(Stored records)

^^^^^^^^

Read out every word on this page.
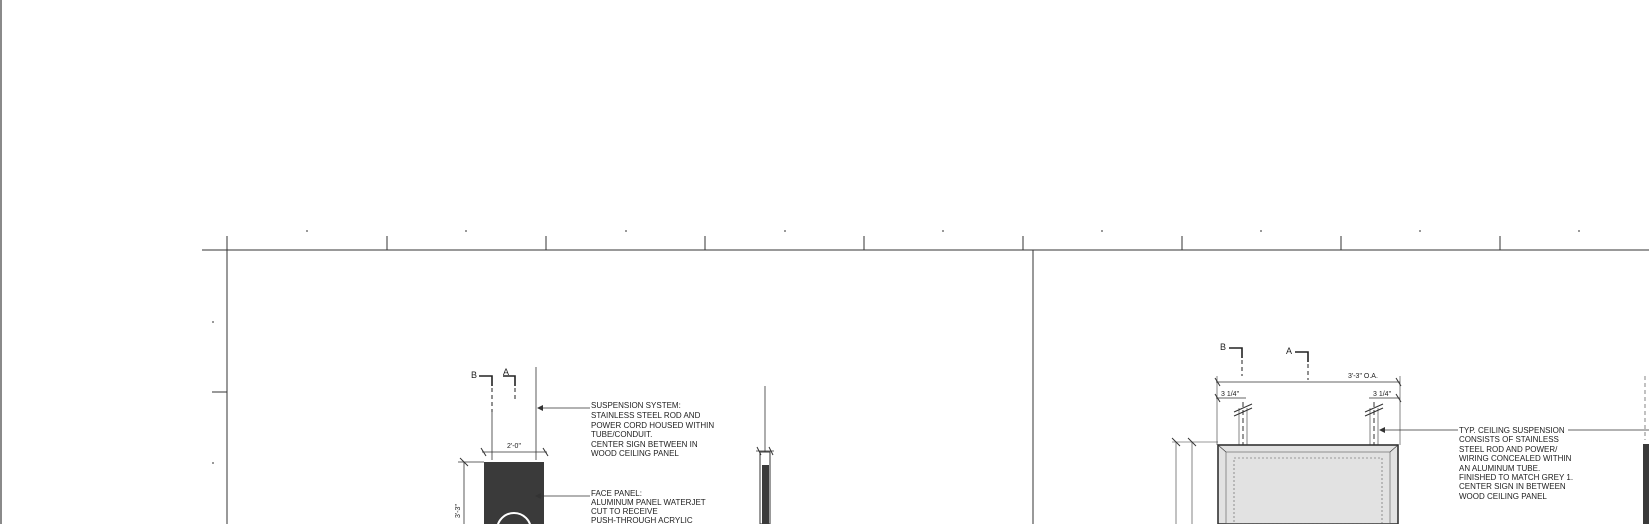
B	A
2'-0"
3'-3"
SUSPENSION SYSTEM:
STAINLESS STEEL ROD AND
POWER CORD HOUSED WITHIN
TUBE/CONDUIT.
CENTER SIGN BETWEEN IN
WOOD CEILING PANEL
FACE PANEL:
ALUMINUM PANEL WATERJET
CUT TO RECEIVE
PUSH-THROUGH ACRYLIC
B	A
3'-3" O.A.
3 1/4"	3 1/4"
TYP. CEILING SUSPENSION
CONSISTS OF STAINLESS
STEEL ROD AND POWER/
WIRING CONCEALED WITHIN
AN ALUMINUM TUBE.
FINISHED TO MATCH GREY 1.
CENTER SIGN IN BETWEEN
WOOD CEILING PANEL
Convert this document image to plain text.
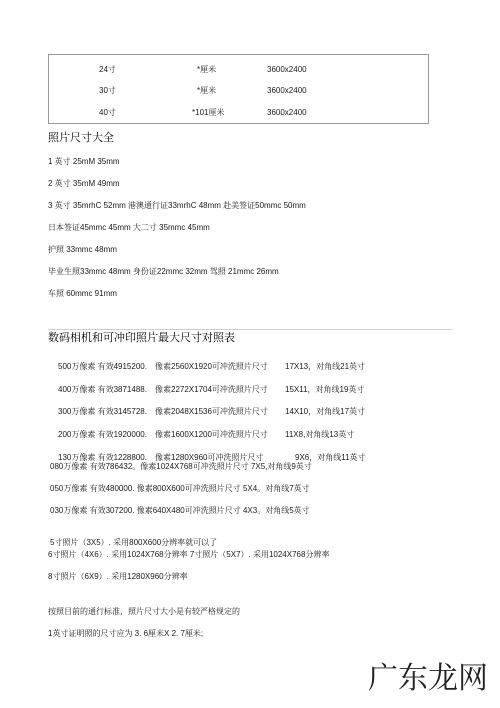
24寸	*厘米	3600x2400
30寸	*厘米	3600x2400
40寸	*101厘米	3600x2400
照片尺寸大全
1 英寸 25mM 35mm
2 英寸 35mM 49mm
3 英寸 35mrhC 52mm 港澳通行证33mrhC 48mm 赴美签证50mmc 50mm
日本签证45mmc 45mm 大二寸 35mmc 45mm
护照 33mmc 48mm
毕业生照33mmc 48mm 身份证22mmc 32mm 驾照 21mmc 26mm
车照 60mmc 91mm
数码相机和可冲印照片最大尺寸对照表
500万像素 有效4915200. 像素2560X1920可冲洗照片尺寸 17X13，对角线21英寸
400万像素 有效3871488. 像素2272X1704可冲洗照片尺寸 15X11，对角线19英寸
300万像素 有效3145728. 像素2048X1536可冲洗照片尺寸 14X10，对角线17英寸
200万像素 有效1920000. 像素1600X1200可冲洗照片尺寸 11X8,对角线13英寸
130万像素 有效1228800. 像素1280X960可冲洗照片尺寸	9X6，对角线11英寸
080万像素 有效786432。像素1024X768可冲洗照片尺寸 7X5,对角线9英寸
050万像素 有效480000. 像素800X600可冲洗照片尺寸 5X4。对角线7英寸
030万像素 有效307200. 像素640X480可冲洗照片尺寸 4X3。对角线5英寸
5寸照片（3X5）. 采用800X600分辨率就可以了
6寸照片（4X6）. 采用1024X768分辨率 7寸照片（5X7）. 采用1024X768分辨率
8寸照片（6X9）. 采用1280X960分辨率
按照目前的通行标准，照片尺寸大小是有较严格规定的
1英寸证明照的尺寸应为 3. 6厘米X 2. 7厘米;
广东龙网
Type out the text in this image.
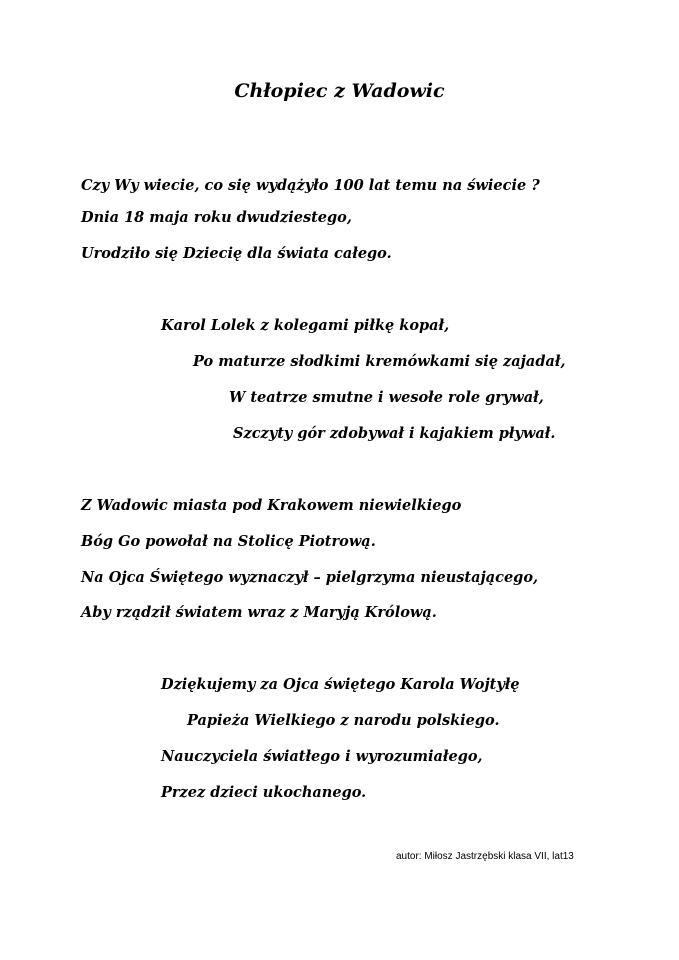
Chłopiec z Wadowic
Czy Wy wiecie, co się wydążyło 100 lat temu na świecie ?
Dnia 18 maja roku dwudziestego,
Urodziło się Dziecię dla świata całego.
Karol Lolek z kolegami piłkę kopał,
Po maturze słodkimi kremówkami się zajadał,
W teatrze smutne i wesołe role grywał,
Szczyty gór zdobywał i kajakiem pływał.
Z Wadowic miasta pod Krakowem niewielkiego
Bóg Go powołał na Stolicę Piotrową.
Na Ojca Świętego wyznaczył – pielgrzyma nieustającego,
Aby rządził światem wraz z Maryją Królową.
Dziękujemy za Ojca świętego Karola Wojtyłę
Papieża Wielkiego z narodu polskiego.
Nauczyciela światłego i wyrozumiałego,
Przez dzieci ukochanego.
autor: Miłosz Jastrzębski klasa VII, lat13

^^^^^^^^

## WHAT YOU ARE ASKED TO DO
Copy out each record shown above without alteration, skipping any picture.

## EXERCISE ANSWER
Read out every word on this page.
B	A
2'-0"
3'-3"
SUSPENSION SYSTEM:
STAINLESS STEEL ROD AND
POWER CORD HOUSED WITHIN
TUBE/CONDUIT.
CENTER SIGN BETWEEN IN
WOOD CEILING PANEL
FACE PANEL:
ALUMINUM PANEL WATERJET
CUT TO RECEIVE
PUSH-THROUGH ACRYLIC
B	A
3'-3" O.A.
3 1/4"	3 1/4"
TYP. CEILING SUSPENSION
CONSISTS OF STAINLESS
STEEL ROD AND POWER/
WIRING CONCEALED WITHIN
AN ALUMINUM TUBE.
FINISHED TO MATCH GREY 1.
CENTER SIGN IN BETWEEN
WOOD CEILING PANEL
Convert this document image to plain text.
24寸	*厘米	3600x2400
30寸	*厘米	3600x2400
40寸	*101厘米	3600x2400
照片尺寸大全
1 英寸 25mM 35mm
2 英寸 35mM 49mm
3 英寸 35mrhC 52mm 港澳通行证33mrhC 48mm 赴美签证50mmc 50mm
日本签证45mmc 45mm 大二寸 35mmc 45mm
护照 33mmc 48mm
毕业生照33mmc 48mm 身份证22mmc 32mm 驾照 21mmc 26mm
车照 60mmc 91mm
数码相机和可冲印照片最大尺寸对照表
500万像素 有效4915200. 像素2560X1920可冲洗照片尺寸 17X13，对角线21英寸
400万像素 有效3871488. 像素2272X1704可冲洗照片尺寸 15X11，对角线19英寸
300万像素 有效3145728. 像素2048X1536可冲洗照片尺寸 14X10，对角线17英寸
200万像素 有效1920000. 像素1600X1200可冲洗照片尺寸 11X8,对角线13英寸
130万像素 有效1228800. 像素1280X960可冲洗照片尺寸	9X6，对角线11英寸
080万像素 有效786432。像素1024X768可冲洗照片尺寸 7X5,对角线9英寸
050万像素 有效480000. 像素800X600可冲洗照片尺寸 5X4。对角线7英寸
030万像素 有效307200. 像素640X480可冲洗照片尺寸 4X3。对角线5英寸
5寸照片（3X5）. 采用800X600分辨率就可以了
6寸照片（4X6）. 采用1024X768分辨率 7寸照片（5X7）. 采用1024X768分辨率
8寸照片（6X9）. 采用1280X960分辨率
按照目前的通行标准，照片尺寸大小是有较严格规定的
1英寸证明照的尺寸应为 3. 6厘米X 2. 7厘米;
广东龙网
Type out the text in this image.
Chłopiec z Wadowic
Czy Wy wiecie, co się wydążyło 100 lat temu na świecie ?
Dnia 18 maja roku dwudziestego,
Urodziło się Dziecię dla świata całego.
Karol Lolek z kolegami piłkę kopał,
Po maturze słodkimi kremówkami się zajadał,
W teatrze smutne i wesołe role grywał,
Szczyty gór zdobywał i kajakiem pływał.
Z Wadowic miasta pod Krakowem niewielkiego
Bóg Go powołał na Stolicę Piotrową.
Na Ojca Świętego wyznaczył – pielgrzyma nieustającego,
Aby rządził światem wraz z Maryją Królową.
Dziękujemy za Ojca świętego Karola Wojtyłę
Papieża Wielkiego z narodu polskiego.
Nauczyciela światłego i wyrozumiałego,
Przez dzieci ukochanego.
autor: Miłosz Jastrzębski klasa VII, lat13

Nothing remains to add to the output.